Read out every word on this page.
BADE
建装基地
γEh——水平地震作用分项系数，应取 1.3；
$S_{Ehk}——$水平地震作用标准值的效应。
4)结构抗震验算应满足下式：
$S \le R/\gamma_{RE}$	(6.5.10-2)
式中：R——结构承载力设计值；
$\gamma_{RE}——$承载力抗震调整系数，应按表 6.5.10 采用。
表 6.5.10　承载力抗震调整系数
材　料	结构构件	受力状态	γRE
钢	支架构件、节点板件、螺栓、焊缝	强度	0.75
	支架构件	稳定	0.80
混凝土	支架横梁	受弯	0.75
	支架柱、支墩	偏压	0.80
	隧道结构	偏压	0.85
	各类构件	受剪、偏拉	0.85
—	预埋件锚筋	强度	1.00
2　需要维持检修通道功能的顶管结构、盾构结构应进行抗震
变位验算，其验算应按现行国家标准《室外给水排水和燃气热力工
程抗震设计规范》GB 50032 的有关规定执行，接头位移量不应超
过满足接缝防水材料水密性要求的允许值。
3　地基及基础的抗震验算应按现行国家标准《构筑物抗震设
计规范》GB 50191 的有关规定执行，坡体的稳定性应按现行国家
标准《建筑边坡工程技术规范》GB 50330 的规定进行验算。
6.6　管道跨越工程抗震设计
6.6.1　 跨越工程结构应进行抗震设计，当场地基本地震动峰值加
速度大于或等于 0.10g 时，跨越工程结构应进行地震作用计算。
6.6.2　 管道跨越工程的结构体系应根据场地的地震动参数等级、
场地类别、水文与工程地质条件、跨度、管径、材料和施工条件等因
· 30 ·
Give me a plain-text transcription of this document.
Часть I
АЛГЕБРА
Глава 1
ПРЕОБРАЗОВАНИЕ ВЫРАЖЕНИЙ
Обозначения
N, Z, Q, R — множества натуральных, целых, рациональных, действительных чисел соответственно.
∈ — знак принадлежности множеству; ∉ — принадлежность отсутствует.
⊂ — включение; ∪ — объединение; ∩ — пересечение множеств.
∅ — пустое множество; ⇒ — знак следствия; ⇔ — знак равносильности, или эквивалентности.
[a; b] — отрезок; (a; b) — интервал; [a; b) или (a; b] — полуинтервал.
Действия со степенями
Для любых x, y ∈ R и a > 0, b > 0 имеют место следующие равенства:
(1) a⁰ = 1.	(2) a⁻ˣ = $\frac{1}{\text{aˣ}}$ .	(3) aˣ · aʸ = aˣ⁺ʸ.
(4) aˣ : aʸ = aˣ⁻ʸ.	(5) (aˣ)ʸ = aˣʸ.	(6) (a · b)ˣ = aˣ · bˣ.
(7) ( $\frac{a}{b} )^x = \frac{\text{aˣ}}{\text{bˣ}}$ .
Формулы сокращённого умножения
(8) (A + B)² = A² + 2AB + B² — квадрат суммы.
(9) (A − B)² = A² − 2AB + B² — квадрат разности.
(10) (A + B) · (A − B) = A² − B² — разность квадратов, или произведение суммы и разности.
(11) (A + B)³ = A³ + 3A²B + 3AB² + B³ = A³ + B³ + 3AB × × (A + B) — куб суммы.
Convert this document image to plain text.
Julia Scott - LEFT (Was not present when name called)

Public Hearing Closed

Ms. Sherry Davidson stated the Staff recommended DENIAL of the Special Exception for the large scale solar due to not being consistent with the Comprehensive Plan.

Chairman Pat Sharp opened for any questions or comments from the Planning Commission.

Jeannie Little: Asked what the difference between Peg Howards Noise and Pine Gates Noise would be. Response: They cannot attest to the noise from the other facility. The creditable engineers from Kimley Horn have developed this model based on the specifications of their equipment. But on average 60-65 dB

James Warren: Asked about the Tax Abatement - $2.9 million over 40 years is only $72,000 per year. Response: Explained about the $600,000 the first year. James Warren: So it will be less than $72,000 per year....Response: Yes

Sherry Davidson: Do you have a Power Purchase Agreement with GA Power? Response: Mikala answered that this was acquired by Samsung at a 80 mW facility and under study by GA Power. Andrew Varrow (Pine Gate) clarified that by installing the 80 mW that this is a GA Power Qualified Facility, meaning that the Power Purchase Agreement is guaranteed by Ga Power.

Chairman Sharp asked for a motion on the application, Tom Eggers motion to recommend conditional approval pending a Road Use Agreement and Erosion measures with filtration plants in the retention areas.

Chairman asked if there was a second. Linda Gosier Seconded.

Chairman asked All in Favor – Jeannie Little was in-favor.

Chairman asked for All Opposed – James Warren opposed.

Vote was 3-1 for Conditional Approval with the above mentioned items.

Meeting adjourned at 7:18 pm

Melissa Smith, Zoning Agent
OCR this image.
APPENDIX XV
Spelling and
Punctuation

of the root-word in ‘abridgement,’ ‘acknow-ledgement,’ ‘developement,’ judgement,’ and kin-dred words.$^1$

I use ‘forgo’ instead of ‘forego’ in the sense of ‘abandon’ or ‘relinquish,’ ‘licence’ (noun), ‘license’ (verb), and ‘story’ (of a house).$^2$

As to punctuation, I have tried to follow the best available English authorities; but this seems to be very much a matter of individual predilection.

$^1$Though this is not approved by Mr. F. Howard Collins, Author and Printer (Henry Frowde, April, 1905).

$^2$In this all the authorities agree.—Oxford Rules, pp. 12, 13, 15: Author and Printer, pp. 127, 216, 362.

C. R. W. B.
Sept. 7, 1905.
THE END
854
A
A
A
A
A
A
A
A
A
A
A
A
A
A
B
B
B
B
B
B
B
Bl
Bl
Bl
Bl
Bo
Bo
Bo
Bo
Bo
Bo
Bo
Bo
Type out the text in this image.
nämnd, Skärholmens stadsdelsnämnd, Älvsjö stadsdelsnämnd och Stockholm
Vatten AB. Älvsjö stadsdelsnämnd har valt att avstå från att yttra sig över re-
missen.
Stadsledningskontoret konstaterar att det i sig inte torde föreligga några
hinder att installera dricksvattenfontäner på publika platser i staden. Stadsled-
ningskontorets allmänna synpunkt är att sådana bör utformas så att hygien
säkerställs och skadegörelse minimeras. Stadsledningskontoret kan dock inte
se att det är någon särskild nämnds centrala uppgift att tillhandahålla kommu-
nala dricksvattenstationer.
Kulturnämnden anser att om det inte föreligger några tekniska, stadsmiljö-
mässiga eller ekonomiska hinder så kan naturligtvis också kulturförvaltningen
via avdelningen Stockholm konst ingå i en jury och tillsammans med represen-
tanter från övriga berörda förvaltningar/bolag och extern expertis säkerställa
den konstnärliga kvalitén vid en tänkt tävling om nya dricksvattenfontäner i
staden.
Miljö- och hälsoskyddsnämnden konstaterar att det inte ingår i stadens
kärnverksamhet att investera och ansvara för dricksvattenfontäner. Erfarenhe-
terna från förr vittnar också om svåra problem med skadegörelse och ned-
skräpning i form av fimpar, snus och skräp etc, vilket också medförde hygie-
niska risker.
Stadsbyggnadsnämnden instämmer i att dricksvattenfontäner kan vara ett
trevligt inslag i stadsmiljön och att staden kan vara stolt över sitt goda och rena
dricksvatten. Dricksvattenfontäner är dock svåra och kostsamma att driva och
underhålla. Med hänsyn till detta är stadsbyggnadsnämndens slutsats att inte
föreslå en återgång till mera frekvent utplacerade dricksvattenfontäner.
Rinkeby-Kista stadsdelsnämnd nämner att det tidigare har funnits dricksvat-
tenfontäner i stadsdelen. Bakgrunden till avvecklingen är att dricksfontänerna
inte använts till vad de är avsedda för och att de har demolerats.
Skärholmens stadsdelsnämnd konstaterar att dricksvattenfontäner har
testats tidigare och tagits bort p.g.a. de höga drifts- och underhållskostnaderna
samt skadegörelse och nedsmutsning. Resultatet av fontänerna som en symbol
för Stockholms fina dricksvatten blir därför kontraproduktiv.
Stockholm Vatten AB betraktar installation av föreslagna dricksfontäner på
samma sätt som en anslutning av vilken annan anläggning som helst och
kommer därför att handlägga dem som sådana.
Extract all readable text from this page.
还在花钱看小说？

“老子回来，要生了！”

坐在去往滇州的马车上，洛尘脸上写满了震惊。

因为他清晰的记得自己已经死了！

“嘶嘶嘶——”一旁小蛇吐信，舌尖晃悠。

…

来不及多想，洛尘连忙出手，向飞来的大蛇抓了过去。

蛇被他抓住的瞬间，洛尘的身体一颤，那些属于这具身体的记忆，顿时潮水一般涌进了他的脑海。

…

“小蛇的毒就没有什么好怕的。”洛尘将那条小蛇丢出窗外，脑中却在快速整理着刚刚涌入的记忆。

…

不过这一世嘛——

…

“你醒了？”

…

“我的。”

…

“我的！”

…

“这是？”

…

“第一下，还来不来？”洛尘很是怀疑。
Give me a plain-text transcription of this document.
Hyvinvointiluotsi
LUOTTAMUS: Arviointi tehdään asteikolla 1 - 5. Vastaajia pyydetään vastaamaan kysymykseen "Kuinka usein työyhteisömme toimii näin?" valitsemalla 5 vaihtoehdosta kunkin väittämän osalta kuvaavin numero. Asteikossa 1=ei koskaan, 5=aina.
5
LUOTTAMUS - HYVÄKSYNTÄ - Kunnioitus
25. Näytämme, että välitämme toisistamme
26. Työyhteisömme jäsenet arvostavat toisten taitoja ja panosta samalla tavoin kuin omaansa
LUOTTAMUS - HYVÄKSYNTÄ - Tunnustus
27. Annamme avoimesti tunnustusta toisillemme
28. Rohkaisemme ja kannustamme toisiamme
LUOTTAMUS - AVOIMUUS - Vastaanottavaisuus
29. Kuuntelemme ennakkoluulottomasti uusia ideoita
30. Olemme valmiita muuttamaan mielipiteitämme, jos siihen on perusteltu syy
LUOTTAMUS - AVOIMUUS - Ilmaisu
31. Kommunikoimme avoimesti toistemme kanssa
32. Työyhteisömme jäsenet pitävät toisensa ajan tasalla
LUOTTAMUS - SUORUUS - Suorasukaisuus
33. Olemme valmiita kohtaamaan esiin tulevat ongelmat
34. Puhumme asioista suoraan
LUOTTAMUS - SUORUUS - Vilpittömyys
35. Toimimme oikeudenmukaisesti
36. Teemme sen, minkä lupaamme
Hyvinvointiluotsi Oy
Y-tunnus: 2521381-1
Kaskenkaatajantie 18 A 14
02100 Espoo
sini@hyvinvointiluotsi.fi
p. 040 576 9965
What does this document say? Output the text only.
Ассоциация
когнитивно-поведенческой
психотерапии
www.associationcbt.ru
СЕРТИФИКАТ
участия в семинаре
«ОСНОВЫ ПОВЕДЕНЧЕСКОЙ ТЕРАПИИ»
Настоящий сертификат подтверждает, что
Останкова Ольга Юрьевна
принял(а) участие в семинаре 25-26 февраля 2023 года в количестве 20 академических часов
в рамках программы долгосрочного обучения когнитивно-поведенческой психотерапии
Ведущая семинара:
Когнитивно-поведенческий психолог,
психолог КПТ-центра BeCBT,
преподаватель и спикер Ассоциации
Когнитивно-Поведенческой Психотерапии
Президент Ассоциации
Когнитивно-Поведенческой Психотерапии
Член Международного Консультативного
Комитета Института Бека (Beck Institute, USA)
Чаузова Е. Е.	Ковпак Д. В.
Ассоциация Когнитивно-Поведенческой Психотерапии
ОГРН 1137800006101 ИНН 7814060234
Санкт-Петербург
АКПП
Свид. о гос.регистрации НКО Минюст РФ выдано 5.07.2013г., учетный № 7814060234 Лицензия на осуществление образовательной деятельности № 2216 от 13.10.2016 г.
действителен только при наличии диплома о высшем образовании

====================

## Given request:
In the entries above, find each line with the word "text" and show it.

## Output for this task:
Give me a plain-text transcription of this document.
(1) a⁰ = 1.	(2) a⁻ˣ = $\frac{1}{\text{aˣ}}$ .	(3) aˣ · aʸ = aˣ⁺ʸ.
(7) ( $\frac{a}{b} )^x = \frac{\text{aˣ}}{\text{bˣ}}$ .
Convert this document image to plain text.
Type out the text in this image.
Extract all readable text from this page.
Give me a plain-text transcription of this document.
What does this document say? Output the text only.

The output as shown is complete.